▶ Directions
Show all lines from the data that include the word "folder".

▶ Given entries
________

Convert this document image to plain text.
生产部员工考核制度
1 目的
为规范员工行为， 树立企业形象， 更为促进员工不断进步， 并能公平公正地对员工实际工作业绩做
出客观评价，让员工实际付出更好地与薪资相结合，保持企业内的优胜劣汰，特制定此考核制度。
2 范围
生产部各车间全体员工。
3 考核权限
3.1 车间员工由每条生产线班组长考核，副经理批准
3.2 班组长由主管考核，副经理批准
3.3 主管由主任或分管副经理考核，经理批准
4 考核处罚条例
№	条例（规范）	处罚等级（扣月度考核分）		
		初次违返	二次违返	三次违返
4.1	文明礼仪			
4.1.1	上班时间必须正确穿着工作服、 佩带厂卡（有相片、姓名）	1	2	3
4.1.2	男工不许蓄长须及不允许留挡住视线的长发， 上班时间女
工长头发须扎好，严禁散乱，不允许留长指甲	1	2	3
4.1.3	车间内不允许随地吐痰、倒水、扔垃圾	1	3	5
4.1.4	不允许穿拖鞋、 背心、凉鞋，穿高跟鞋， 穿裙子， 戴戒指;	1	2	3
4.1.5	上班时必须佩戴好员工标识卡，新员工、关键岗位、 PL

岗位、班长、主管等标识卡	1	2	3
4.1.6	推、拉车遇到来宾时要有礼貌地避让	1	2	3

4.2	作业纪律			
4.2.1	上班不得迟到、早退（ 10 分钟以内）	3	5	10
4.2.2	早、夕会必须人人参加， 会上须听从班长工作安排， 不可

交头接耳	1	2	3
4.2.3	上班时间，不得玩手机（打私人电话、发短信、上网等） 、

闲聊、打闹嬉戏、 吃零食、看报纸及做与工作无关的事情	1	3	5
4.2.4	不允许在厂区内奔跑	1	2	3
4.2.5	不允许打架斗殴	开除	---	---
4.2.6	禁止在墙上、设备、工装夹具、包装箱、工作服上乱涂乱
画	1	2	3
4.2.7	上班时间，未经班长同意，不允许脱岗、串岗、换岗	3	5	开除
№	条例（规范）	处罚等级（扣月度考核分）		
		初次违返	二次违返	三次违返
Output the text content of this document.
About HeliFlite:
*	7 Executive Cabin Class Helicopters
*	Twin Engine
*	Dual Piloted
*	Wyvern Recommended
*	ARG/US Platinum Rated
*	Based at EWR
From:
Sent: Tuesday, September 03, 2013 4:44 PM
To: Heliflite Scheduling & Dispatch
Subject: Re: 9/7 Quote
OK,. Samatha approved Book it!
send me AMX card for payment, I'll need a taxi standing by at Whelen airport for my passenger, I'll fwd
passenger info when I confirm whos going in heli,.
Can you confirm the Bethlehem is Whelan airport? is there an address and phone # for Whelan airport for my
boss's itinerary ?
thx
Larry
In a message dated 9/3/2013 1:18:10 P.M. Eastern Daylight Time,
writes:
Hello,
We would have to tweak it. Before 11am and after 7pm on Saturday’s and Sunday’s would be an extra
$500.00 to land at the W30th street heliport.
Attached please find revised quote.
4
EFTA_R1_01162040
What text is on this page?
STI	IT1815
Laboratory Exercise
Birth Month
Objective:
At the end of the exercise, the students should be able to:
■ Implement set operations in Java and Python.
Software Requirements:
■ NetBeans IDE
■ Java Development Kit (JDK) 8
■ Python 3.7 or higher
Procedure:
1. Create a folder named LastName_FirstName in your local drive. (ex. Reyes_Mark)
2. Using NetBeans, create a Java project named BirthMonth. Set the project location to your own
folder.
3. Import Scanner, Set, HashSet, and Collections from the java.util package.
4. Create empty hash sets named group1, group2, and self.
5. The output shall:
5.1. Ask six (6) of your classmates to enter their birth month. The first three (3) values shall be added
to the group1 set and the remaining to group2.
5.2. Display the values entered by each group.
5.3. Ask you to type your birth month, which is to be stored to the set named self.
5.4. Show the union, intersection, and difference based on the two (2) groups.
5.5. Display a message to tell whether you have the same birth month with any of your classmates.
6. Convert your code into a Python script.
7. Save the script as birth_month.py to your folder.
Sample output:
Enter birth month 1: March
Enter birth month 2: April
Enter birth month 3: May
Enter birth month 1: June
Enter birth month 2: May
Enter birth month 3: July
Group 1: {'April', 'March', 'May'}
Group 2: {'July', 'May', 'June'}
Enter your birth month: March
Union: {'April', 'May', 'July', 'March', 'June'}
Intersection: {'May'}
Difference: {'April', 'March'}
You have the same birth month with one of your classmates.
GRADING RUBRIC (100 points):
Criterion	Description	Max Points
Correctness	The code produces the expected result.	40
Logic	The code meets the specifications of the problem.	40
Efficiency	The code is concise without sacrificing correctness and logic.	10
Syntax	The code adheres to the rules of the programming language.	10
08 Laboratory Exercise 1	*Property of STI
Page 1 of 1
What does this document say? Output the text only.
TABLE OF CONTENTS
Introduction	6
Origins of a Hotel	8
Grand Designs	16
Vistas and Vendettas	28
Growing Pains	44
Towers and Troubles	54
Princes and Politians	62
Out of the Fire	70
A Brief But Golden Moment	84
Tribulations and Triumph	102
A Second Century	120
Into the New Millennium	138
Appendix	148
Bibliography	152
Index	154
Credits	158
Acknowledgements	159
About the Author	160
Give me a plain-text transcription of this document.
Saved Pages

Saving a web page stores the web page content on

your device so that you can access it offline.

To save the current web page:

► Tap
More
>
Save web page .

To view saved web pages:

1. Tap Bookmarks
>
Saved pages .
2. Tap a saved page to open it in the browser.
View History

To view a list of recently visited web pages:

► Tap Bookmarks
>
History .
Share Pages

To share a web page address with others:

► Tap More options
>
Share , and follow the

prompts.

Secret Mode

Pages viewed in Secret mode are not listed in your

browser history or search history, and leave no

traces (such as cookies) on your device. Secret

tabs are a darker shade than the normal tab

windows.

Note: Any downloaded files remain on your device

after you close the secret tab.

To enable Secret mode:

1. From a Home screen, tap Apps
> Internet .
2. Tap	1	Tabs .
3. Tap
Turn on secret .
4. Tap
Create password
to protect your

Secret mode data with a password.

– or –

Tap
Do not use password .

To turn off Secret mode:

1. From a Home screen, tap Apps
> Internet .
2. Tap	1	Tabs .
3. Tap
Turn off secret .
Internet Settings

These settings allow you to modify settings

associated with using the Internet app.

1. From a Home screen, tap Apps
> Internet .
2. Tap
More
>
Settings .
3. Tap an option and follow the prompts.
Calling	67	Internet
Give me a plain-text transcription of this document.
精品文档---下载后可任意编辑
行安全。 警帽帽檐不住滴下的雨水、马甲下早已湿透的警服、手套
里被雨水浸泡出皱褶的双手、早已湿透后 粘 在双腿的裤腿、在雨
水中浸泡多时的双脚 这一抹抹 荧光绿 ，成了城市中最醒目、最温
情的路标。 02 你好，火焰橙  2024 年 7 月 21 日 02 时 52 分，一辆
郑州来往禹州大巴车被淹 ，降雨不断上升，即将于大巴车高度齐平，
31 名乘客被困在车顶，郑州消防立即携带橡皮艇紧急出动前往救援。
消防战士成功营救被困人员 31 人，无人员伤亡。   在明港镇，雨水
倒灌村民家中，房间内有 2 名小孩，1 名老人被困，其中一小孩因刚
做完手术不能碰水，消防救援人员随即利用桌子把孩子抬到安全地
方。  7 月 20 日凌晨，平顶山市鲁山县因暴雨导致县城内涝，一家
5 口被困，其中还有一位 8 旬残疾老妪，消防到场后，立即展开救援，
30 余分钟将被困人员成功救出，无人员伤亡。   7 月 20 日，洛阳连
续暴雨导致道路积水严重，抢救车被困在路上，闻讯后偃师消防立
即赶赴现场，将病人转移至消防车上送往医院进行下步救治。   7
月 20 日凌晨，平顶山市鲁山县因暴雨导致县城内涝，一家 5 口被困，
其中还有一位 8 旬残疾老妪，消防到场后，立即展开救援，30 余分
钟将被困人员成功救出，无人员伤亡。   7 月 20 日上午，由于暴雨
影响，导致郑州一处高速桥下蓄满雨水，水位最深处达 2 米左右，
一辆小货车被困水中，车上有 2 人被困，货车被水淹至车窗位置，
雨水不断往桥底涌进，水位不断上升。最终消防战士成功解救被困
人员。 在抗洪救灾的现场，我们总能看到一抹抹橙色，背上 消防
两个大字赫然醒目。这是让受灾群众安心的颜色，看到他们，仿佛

________

▶ Answer to the exercise
1. Create a folder named LastName_FirstName in your local drive. (ex. Reyes_Mark)
folder.
7. Save the script as birth_month.py to your folder.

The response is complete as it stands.